- [YOUR TASK]
Copy the lines below word for word, keeping every character, number, and bracket as it appears.

========

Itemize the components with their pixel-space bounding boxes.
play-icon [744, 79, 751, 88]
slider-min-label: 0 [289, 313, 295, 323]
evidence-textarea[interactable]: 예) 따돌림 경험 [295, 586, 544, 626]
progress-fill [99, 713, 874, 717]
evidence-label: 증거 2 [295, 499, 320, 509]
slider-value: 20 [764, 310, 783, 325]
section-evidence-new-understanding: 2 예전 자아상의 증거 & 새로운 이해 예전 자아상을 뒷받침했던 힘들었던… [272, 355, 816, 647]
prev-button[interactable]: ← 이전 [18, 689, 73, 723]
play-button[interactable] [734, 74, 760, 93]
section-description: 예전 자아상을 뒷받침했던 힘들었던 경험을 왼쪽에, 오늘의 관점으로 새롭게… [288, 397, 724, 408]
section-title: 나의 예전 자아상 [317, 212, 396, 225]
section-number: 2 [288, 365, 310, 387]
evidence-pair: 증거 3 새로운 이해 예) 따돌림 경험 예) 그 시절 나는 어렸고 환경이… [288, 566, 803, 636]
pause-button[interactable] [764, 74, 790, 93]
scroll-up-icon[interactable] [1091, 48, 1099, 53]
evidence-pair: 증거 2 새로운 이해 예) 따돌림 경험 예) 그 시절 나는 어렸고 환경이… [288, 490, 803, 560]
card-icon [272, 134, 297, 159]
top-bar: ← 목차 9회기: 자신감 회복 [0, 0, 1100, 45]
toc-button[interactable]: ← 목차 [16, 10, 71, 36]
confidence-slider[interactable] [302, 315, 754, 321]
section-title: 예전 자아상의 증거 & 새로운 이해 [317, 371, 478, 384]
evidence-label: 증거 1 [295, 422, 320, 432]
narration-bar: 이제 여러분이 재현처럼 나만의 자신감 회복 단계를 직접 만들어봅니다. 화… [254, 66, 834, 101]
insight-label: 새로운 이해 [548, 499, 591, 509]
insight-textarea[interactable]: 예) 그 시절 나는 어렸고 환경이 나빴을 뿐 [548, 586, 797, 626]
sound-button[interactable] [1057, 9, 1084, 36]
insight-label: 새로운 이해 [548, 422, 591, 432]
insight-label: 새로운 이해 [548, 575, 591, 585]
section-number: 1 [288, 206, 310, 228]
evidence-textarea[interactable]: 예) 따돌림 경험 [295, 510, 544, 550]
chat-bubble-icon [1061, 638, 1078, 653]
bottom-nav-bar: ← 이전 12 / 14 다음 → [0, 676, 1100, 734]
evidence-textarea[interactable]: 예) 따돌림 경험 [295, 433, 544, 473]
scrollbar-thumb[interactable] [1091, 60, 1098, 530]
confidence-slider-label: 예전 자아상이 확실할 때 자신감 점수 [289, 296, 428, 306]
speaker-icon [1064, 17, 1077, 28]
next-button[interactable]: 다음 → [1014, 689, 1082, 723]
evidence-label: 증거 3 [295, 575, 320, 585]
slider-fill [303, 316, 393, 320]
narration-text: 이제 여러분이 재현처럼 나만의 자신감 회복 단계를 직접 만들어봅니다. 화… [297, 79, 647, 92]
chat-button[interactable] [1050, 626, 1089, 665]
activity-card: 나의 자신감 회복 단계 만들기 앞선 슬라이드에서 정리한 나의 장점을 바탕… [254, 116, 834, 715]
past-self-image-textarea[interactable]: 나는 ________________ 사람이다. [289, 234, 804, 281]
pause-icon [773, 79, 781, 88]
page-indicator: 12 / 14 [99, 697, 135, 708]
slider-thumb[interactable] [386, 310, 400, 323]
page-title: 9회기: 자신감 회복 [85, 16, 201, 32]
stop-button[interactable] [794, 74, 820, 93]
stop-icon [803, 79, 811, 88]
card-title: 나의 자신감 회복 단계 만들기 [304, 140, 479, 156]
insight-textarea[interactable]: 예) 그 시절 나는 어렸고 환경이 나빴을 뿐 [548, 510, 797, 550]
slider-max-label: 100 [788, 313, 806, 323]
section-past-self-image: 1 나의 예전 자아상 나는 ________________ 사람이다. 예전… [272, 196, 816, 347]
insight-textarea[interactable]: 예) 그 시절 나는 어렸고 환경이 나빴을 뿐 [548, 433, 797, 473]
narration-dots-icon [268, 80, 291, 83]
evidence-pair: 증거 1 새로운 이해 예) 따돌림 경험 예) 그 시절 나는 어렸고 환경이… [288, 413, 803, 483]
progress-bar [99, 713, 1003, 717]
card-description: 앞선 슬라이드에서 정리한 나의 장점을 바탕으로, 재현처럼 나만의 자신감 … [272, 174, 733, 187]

========

- [RESULT FOR THIS TASK]
Itemize the components with their pixel-space bounding boxes.
play-icon [744, 79, 751, 88]
slider-min-label: 0 [289, 313, 295, 323]
evidence-textarea[interactable]: 예) 따돌림 경험 [295, 586, 544, 626]
progress-fill [99, 713, 874, 717]
evidence-label: 증거 2 [295, 499, 320, 509]
slider-value: 20 [764, 310, 783, 325]
section-evidence-new-understanding: 2 예전 자아상의 증거 & 새로운 이해 예전 자아상을 뒷받침했던 힘들었던… [272, 355, 816, 647]
prev-button[interactable]: ← 이전 [18, 689, 73, 723]
play-button[interactable] [734, 74, 760, 93]
section-description: 예전 자아상을 뒷받침했던 힘들었던 경험을 왼쪽에, 오늘의 관점으로 새롭게… [288, 397, 724, 408]
section-title: 나의 예전 자아상 [317, 212, 396, 225]
section-number: 2 [288, 365, 310, 387]
evidence-pair: 증거 3 새로운 이해 예) 따돌림 경험 예) 그 시절 나는 어렸고 환경이… [288, 566, 803, 636]
pause-button[interactable] [764, 74, 790, 93]
scroll-up-icon[interactable] [1091, 48, 1099, 53]
evidence-pair: 증거 2 새로운 이해 예) 따돌림 경험 예) 그 시절 나는 어렸고 환경이… [288, 490, 803, 560]
card-icon [272, 134, 297, 159]
top-bar: ← 목차 9회기: 자신감 회복 [0, 0, 1100, 45]
toc-button[interactable]: ← 목차 [16, 10, 71, 36]
confidence-slider[interactable] [302, 315, 754, 321]
section-title: 예전 자아상의 증거 & 새로운 이해 [317, 371, 478, 384]
evidence-label: 증거 1 [295, 422, 320, 432]
narration-bar: 이제 여러분이 재현처럼 나만의 자신감 회복 단계를 직접 만들어봅니다. 화… [254, 66, 834, 101]
insight-label: 새로운 이해 [548, 499, 591, 509]
insight-textarea[interactable]: 예) 그 시절 나는 어렸고 환경이 나빴을 뿐 [548, 586, 797, 626]
sound-button[interactable] [1057, 9, 1084, 36]
insight-label: 새로운 이해 [548, 422, 591, 432]
insight-label: 새로운 이해 [548, 575, 591, 585]
section-number: 1 [288, 206, 310, 228]
evidence-textarea[interactable]: 예) 따돌림 경험 [295, 510, 544, 550]
chat-bubble-icon [1061, 638, 1078, 653]
bottom-nav-bar: ← 이전 12 / 14 다음 → [0, 676, 1100, 734]
evidence-textarea[interactable]: 예) 따돌림 경험 [295, 433, 544, 473]
scrollbar-thumb[interactable] [1091, 60, 1098, 530]
confidence-slider-label: 예전 자아상이 확실할 때 자신감 점수 [289, 296, 428, 306]
speaker-icon [1064, 17, 1077, 28]
next-button[interactable]: 다음 → [1014, 689, 1082, 723]
evidence-label: 증거 3 [295, 575, 320, 585]
slider-fill [303, 316, 393, 320]
narration-text: 이제 여러분이 재현처럼 나만의 자신감 회복 단계를 직접 만들어봅니다. 화… [297, 79, 647, 92]
chat-button[interactable] [1050, 626, 1089, 665]
activity-card: 나의 자신감 회복 단계 만들기 앞선 슬라이드에서 정리한 나의 장점을 바탕… [254, 116, 834, 715]
past-self-image-textarea[interactable]: 나는 ________________ 사람이다. [289, 234, 804, 281]
pause-icon [773, 79, 781, 88]
page-indicator: 12 / 14 [99, 697, 135, 708]
slider-thumb[interactable] [386, 310, 400, 323]
page-title: 9회기: 자신감 회복 [85, 16, 201, 32]
stop-button[interactable] [794, 74, 820, 93]
stop-icon [803, 79, 811, 88]
card-title: 나의 자신감 회복 단계 만들기 [304, 140, 479, 156]
insight-textarea[interactable]: 예) 그 시절 나는 어렸고 환경이 나빴을 뿐 [548, 510, 797, 550]
slider-max-label: 100 [788, 313, 806, 323]
section-past-self-image: 1 나의 예전 자아상 나는 ________________ 사람이다. 예전… [272, 196, 816, 347]
insight-textarea[interactable]: 예) 그 시절 나는 어렸고 환경이 나빴을 뿐 [548, 433, 797, 473]
narration-dots-icon [268, 80, 291, 83]
evidence-pair: 증거 1 새로운 이해 예) 따돌림 경험 예) 그 시절 나는 어렸고 환경이… [288, 413, 803, 483]
progress-bar [99, 713, 1003, 717]
card-description: 앞선 슬라이드에서 정리한 나의 장점을 바탕으로, 재현처럼 나만의 자신감 … [272, 174, 733, 187]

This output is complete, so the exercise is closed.